## JOB:
Go through the listing and copy each line with the string "business".

-=-=-=-=-

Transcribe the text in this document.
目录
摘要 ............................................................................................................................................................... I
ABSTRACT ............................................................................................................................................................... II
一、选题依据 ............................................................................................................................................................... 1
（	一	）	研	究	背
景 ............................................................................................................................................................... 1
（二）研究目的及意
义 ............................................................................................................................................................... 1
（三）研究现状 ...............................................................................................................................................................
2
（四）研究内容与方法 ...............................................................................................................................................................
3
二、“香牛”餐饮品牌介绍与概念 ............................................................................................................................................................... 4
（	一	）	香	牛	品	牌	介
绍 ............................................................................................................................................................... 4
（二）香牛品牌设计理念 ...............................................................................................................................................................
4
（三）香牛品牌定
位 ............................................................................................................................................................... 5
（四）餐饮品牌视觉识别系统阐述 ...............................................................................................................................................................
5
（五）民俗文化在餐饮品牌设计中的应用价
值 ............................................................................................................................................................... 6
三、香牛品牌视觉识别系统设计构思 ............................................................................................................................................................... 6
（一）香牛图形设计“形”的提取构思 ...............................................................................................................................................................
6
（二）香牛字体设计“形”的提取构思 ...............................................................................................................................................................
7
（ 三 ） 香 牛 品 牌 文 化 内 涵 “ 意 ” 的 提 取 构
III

-=-=-=-=-

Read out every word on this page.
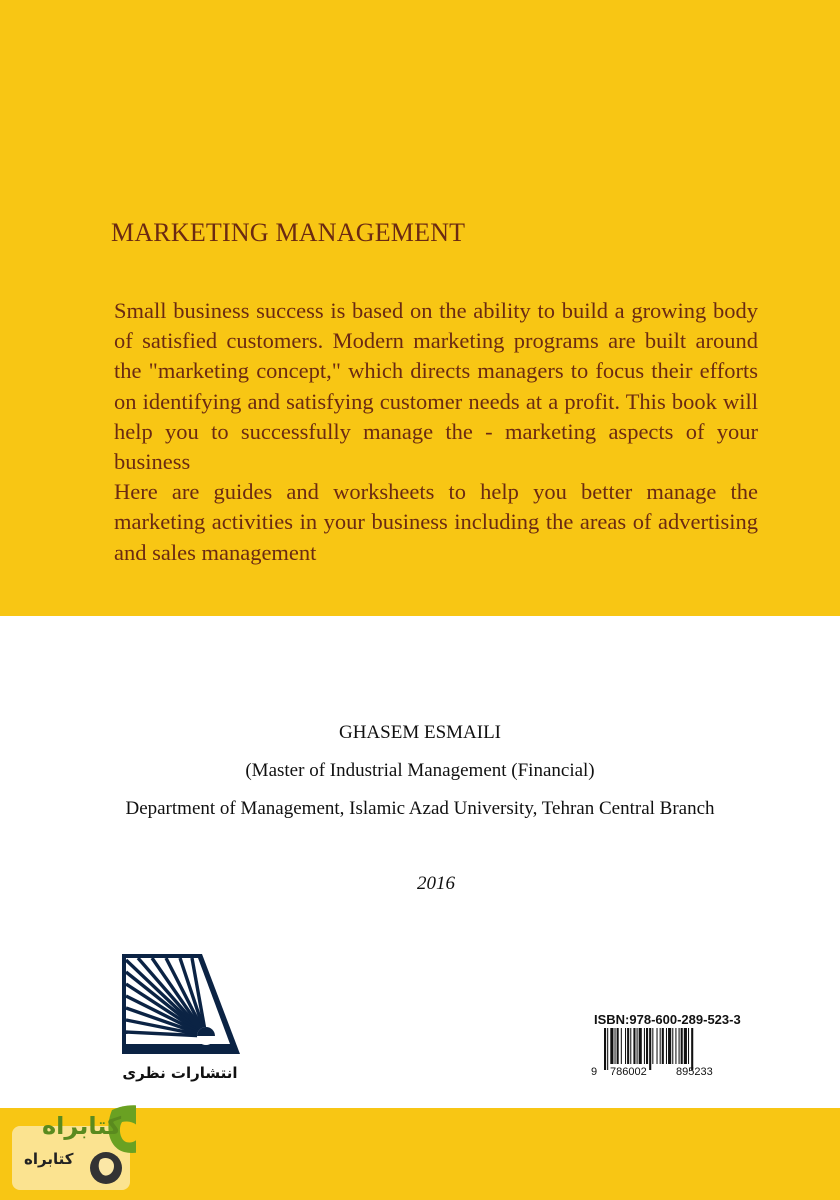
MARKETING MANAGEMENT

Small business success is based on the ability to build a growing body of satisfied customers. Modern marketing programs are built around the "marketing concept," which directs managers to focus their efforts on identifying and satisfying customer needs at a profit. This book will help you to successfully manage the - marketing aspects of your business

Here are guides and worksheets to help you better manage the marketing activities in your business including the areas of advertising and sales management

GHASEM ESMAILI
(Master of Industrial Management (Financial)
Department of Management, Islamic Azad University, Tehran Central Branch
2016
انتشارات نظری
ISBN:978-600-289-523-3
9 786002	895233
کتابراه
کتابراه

-=-=-=-=-

## OUTPUT BELOW:
Small business success is based on the ability to build a growing body of satisfied customers. Modern marketing programs are built around the "marketing concept," which directs managers to focus their efforts on identifying and satisfying customer needs at a profit. This book will help you to successfully manage the - marketing aspects of your business
Here are guides and worksheets to help you better manage the marketing activities in your business including the areas of advertising and sales management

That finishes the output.